> Required work
Search the entries for the word "TRENDS" and pull out each line that has it.

> Recorded data
▬▬▬

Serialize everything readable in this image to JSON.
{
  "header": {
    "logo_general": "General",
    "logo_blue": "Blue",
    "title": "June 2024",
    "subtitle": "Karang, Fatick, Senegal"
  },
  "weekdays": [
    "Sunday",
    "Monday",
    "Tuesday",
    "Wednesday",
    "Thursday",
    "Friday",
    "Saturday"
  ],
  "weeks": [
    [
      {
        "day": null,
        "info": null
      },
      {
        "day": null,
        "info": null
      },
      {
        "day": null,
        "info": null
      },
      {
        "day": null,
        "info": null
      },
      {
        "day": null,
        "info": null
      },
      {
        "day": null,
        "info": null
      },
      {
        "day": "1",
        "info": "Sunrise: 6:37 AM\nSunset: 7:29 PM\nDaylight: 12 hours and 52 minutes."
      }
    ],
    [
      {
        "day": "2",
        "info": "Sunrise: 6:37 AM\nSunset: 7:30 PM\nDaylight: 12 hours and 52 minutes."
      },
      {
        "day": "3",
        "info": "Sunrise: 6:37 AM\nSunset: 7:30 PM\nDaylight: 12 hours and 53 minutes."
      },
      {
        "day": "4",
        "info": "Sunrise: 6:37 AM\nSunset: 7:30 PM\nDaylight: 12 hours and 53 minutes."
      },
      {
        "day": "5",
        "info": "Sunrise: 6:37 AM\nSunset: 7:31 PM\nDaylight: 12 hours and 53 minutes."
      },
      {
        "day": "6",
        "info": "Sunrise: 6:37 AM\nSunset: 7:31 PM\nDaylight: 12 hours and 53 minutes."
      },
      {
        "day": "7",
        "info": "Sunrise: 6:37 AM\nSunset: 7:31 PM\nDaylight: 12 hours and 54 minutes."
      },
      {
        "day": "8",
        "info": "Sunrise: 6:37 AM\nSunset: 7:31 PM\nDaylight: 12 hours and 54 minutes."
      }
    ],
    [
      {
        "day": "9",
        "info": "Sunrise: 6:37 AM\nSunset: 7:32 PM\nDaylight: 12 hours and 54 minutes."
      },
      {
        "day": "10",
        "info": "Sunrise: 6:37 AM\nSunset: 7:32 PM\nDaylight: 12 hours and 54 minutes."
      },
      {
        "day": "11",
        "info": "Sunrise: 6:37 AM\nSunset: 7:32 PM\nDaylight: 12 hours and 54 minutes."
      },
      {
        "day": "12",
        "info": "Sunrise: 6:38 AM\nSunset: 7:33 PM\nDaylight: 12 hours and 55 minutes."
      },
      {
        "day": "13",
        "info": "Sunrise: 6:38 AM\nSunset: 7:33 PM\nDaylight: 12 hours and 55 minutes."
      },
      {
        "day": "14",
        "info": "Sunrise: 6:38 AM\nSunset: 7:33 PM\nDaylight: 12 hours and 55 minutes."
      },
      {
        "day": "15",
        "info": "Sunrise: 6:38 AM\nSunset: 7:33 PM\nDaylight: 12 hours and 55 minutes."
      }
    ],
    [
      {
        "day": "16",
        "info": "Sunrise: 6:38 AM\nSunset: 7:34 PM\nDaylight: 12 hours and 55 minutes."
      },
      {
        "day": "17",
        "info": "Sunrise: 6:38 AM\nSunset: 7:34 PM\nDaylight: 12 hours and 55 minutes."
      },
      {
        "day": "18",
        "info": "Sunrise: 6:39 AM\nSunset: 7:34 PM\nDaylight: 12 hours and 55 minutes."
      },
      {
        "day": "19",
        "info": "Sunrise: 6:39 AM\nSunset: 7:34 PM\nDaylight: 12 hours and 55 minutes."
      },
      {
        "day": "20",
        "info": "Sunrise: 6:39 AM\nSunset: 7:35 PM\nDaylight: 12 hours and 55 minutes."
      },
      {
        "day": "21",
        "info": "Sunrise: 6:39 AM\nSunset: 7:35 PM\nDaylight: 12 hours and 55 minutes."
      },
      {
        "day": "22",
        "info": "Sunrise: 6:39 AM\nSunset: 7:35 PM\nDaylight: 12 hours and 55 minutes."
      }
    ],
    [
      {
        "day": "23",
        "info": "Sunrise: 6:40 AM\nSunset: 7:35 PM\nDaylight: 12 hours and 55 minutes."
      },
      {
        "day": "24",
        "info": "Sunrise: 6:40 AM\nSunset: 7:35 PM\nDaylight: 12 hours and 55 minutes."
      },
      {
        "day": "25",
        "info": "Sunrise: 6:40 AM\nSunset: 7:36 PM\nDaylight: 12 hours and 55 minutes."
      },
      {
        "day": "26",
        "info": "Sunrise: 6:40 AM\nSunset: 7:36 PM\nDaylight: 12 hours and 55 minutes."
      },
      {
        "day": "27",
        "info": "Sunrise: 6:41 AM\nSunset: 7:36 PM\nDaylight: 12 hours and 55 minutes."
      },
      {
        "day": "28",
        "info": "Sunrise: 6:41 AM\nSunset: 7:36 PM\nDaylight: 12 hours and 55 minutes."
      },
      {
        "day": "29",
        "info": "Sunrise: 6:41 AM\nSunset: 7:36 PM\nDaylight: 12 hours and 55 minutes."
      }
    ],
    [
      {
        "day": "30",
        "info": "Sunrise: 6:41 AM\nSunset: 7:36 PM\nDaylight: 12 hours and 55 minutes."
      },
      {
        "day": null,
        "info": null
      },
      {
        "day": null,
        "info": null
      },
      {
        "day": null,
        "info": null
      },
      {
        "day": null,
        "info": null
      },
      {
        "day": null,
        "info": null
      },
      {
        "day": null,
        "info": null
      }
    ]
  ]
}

▬▬▬

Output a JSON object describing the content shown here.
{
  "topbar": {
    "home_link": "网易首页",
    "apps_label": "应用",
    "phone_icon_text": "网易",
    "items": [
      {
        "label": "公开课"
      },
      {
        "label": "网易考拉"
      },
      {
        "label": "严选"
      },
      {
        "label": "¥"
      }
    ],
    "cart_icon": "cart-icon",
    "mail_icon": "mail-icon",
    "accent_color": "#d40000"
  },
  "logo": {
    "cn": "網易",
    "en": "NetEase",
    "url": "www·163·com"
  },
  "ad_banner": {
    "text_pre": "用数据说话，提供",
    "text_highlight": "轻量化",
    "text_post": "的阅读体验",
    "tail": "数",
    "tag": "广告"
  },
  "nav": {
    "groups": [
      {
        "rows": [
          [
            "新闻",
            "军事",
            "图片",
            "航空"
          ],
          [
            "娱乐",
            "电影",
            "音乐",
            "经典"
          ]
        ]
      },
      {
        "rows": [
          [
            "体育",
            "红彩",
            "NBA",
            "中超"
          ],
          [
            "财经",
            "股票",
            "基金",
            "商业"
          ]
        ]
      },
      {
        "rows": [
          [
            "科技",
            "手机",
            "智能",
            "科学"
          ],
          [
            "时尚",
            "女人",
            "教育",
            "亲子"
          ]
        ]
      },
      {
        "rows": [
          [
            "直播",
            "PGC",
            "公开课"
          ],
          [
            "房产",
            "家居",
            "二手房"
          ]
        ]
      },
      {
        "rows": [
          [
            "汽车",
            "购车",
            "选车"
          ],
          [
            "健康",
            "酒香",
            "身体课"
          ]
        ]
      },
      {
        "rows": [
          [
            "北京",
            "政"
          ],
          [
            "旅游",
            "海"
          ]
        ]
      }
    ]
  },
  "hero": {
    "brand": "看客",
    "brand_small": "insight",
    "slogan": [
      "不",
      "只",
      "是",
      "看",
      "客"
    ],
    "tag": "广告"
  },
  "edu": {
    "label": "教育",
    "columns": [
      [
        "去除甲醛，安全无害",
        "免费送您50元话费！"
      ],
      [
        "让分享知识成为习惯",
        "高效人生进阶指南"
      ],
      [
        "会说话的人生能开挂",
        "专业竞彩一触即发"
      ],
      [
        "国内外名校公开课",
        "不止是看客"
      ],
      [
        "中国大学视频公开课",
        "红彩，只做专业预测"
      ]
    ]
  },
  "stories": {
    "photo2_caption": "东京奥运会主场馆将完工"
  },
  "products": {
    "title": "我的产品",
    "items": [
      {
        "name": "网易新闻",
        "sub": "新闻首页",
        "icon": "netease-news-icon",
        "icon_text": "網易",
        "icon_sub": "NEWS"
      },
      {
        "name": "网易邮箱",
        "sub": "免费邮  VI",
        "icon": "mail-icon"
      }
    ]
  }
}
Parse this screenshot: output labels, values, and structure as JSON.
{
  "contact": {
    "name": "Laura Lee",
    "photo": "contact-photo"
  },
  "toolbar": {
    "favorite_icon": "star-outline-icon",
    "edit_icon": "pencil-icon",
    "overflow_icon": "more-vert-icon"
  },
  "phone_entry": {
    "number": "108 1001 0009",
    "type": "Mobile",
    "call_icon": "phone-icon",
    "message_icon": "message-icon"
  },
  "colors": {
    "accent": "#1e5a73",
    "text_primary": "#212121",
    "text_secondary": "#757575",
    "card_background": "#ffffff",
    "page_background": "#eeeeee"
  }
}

▬▬▬

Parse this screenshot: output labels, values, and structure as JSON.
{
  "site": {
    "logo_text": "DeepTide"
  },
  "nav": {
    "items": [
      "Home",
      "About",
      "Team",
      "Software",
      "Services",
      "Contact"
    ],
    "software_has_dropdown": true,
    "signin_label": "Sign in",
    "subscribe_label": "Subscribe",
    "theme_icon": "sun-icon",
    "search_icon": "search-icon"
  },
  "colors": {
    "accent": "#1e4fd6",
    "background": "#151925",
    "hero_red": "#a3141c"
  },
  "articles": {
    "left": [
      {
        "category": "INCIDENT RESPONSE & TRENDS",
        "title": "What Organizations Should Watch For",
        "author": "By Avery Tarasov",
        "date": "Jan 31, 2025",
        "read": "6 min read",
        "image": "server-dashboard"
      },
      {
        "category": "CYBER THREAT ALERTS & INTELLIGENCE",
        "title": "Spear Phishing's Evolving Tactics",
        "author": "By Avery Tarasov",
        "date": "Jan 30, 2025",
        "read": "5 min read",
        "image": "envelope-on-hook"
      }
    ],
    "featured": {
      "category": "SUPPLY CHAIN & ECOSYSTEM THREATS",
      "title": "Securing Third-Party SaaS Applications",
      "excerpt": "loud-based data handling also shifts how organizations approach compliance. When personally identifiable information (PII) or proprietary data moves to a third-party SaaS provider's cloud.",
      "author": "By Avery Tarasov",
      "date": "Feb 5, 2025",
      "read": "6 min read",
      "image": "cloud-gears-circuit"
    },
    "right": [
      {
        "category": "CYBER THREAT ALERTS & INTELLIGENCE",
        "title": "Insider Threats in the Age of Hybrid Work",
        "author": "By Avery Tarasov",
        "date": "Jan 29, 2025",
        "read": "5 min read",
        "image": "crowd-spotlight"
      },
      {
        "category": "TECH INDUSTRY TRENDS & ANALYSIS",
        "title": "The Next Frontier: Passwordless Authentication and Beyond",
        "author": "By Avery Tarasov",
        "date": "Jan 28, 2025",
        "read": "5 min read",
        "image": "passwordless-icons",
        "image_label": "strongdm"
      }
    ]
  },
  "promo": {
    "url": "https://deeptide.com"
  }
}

▬▬▬

> Output
        "category": "INCIDENT RESPONSE & TRENDS",
        "category": "TECH INDUSTRY TRENDS & ANALYSIS",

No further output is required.